▸ Task goal
Gather up every line from the entries below that uses the word "JSON".

▸ Exercise data
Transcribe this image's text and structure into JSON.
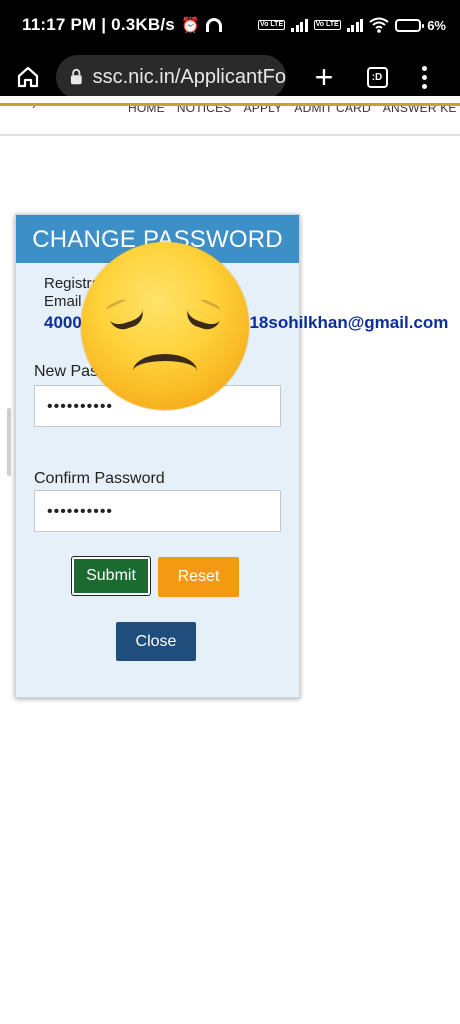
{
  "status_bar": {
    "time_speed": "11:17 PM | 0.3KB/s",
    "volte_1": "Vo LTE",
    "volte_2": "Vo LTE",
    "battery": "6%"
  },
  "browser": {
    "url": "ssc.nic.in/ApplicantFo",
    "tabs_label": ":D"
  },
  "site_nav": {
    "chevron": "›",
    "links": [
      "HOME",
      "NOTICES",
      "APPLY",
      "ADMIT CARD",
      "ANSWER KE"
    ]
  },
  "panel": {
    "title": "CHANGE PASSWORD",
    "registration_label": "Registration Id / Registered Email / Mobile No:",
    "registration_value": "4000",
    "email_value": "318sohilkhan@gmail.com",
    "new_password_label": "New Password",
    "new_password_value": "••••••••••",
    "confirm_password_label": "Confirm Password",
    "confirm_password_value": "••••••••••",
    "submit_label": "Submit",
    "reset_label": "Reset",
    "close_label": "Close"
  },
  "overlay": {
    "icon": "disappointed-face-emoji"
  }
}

--

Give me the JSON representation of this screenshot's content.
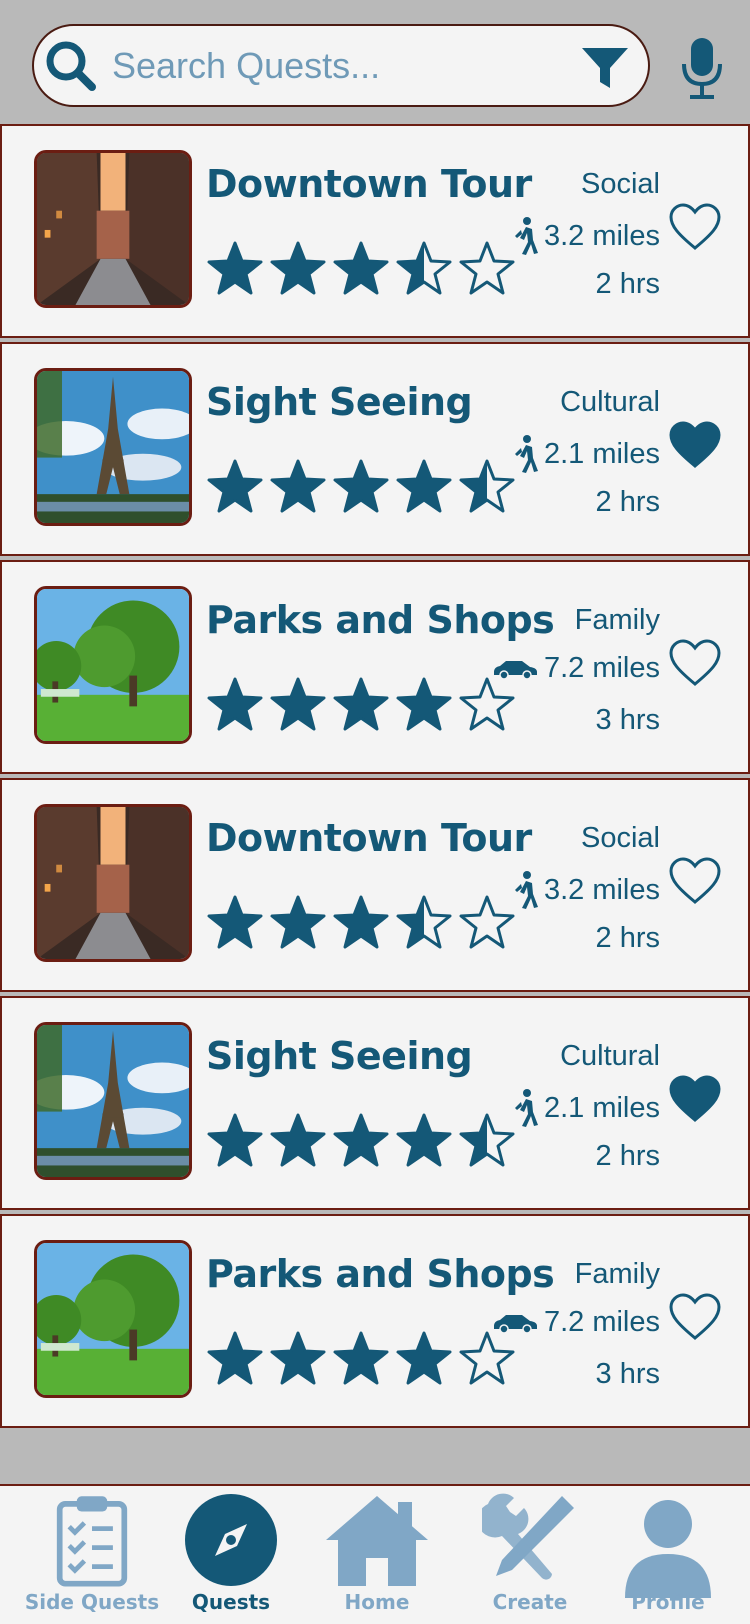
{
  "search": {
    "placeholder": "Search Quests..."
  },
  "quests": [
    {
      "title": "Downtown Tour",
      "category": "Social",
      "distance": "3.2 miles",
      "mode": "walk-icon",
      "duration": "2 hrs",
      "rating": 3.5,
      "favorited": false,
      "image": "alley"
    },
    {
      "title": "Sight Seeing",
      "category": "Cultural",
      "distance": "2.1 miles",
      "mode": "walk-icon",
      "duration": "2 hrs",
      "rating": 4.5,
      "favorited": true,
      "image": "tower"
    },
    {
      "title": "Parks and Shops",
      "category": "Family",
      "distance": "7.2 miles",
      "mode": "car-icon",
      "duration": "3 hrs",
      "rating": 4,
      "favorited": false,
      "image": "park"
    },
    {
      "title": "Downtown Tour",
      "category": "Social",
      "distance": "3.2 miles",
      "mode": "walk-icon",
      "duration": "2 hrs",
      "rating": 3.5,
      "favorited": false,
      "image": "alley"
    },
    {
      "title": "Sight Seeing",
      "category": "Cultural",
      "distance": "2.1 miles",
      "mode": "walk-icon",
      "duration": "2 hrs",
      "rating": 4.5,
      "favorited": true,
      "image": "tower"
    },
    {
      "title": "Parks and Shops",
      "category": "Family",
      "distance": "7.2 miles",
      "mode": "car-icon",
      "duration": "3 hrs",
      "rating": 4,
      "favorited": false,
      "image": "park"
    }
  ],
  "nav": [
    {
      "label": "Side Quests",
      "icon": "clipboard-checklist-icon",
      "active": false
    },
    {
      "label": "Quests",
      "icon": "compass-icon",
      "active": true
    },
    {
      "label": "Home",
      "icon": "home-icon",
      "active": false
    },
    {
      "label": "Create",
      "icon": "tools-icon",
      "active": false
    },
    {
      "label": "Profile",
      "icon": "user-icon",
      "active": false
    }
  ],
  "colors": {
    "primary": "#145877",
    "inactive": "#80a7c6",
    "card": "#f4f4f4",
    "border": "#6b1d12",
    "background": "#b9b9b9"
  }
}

▸ Result
Transcribe this image's text and structure into JSON.
Give me the JSON representation of this screenshot's content.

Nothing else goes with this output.